(Records)
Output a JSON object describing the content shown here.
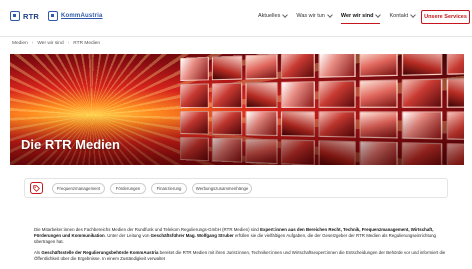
{
  "header": {
    "logo_rtr": "RTR",
    "logo_ka": "KommAustria",
    "nav": [
      {
        "label": "Aktuelles",
        "active": false
      },
      {
        "label": "Was wir tun",
        "active": false
      },
      {
        "label": "Wer wir sind",
        "active": true
      },
      {
        "label": "Kontakt",
        "active": false
      }
    ],
    "cta_label": "Unsere Services"
  },
  "breadcrumb": [
    "Medien",
    "Wer wir sind",
    "RTR Medien"
  ],
  "hero": {
    "title": "Die RTR Medien"
  },
  "tags": {
    "icon": "tag-icon",
    "items": [
      "Frequenzmanagement",
      "Förderungen",
      "Finanzierung",
      "Werbungszusammenhänge"
    ]
  },
  "content": {
    "p1_a": "Die Mitarbeiter:innen des Fachbereichs Medien der Rundfunk und Telekom Regulierungs-GmbH (RTR Medien) sind ",
    "p1_b": "Expert:innen aus den Bereichen Recht, Technik, Frequenzmanagement, Wirtschaft, Förderungen und Kommunikation",
    "p1_c": ". Unter der Leitung von ",
    "p1_d": "Geschäftsführer Mag. Wolfgang Struber",
    "p1_e": " erfüllen sie die vielfältigen Aufgaben, die der Gesetzgeber der RTR Medien als Regulierungseinrichtung übertragen hat.",
    "p2_a": "Als ",
    "p2_b": "Geschäftsstelle der Regulierungsbehörde KommAustria",
    "p2_c": " bereitet die RTR Medien mit ihren Jurist:innen, Techniker:innen und Wirtschaftsexpert:innen die Entscheidungen der Behörde vor und informiert die Öffentlichkeit über die Ergebnisse. In einem Zuständigkeit verwaltet"
  },
  "colors": {
    "accent": "#c4161c",
    "brand_blue": "#2f5aa8"
  }
}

▶ _Aim of the task_
From the listing above, collect each line in which the string "KommAustria" appears.

▶ _Task answer_
    "logo_ka": "KommAustria",
    "p2_b": "Geschäftsstelle der Regulierungsbehörde KommAustria",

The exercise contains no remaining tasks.